■ **Goal**:
Please return the full listing below without altering anything.

***

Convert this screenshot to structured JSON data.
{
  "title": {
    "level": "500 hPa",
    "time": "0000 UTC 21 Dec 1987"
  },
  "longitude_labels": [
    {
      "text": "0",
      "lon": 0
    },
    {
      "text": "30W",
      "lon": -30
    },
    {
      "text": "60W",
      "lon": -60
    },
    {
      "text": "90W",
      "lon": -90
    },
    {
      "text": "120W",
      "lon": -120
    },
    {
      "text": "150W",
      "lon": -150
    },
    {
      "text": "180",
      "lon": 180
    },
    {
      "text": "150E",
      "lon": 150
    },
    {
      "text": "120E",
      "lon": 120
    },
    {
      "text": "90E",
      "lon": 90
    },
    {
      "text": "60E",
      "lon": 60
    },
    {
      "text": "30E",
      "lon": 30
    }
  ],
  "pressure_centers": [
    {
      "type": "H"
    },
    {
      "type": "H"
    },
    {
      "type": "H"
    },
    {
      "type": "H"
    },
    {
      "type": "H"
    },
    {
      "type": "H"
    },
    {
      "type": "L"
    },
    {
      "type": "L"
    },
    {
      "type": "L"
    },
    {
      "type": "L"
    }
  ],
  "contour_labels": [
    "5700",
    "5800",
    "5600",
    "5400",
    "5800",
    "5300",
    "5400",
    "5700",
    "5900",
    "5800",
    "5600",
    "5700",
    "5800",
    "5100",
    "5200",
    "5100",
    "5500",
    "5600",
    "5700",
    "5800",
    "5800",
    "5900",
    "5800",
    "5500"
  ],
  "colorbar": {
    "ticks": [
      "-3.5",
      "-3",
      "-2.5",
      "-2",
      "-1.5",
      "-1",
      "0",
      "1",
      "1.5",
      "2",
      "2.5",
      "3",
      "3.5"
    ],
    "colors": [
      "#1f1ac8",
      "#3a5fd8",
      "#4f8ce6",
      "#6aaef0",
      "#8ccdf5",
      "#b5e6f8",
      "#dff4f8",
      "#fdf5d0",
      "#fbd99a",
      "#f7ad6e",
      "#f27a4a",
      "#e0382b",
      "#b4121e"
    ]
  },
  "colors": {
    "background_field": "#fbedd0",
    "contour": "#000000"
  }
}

***

■ **Exercise response**:
Convert this screenshot to structured JSON data.
{
  "title": {
    "level": "500 hPa",
    "time": "0000 UTC 21 Dec 1987"
  },
  "longitude_labels": [
    {
      "text": "0",
      "lon": 0
    },
    {
      "text": "30W",
      "lon": -30
    },
    {
      "text": "60W",
      "lon": -60
    },
    {
      "text": "90W",
      "lon": -90
    },
    {
      "text": "120W",
      "lon": -120
    },
    {
      "text": "150W",
      "lon": -150
    },
    {
      "text": "180",
      "lon": 180
    },
    {
      "text": "150E",
      "lon": 150
    },
    {
      "text": "120E",
      "lon": 120
    },
    {
      "text": "90E",
      "lon": 90
    },
    {
      "text": "60E",
      "lon": 60
    },
    {
      "text": "30E",
      "lon": 30
    }
  ],
  "pressure_centers": [
    {
      "type": "H"
    },
    {
      "type": "H"
    },
    {
      "type": "H"
    },
    {
      "type": "H"
    },
    {
      "type": "H"
    },
    {
      "type": "H"
    },
    {
      "type": "L"
    },
    {
      "type": "L"
    },
    {
      "type": "L"
    },
    {
      "type": "L"
    }
  ],
  "contour_labels": [
    "5700",
    "5800",
    "5600",
    "5400",
    "5800",
    "5300",
    "5400",
    "5700",
    "5900",
    "5800",
    "5600",
    "5700",
    "5800",
    "5100",
    "5200",
    "5100",
    "5500",
    "5600",
    "5700",
    "5800",
    "5800",
    "5900",
    "5800",
    "5500"
  ],
  "colorbar": {
    "ticks": [
      "-3.5",
      "-3",
      "-2.5",
      "-2",
      "-1.5",
      "-1",
      "0",
      "1",
      "1.5",
      "2",
      "2.5",
      "3",
      "3.5"
    ],
    "colors": [
      "#1f1ac8",
      "#3a5fd8",
      "#4f8ce6",
      "#6aaef0",
      "#8ccdf5",
      "#b5e6f8",
      "#dff4f8",
      "#fdf5d0",
      "#fbd99a",
      "#f7ad6e",
      "#f27a4a",
      "#e0382b",
      "#b4121e"
    ]
  },
  "colors": {
    "background_field": "#fbedd0",
    "contour": "#000000"
  }
}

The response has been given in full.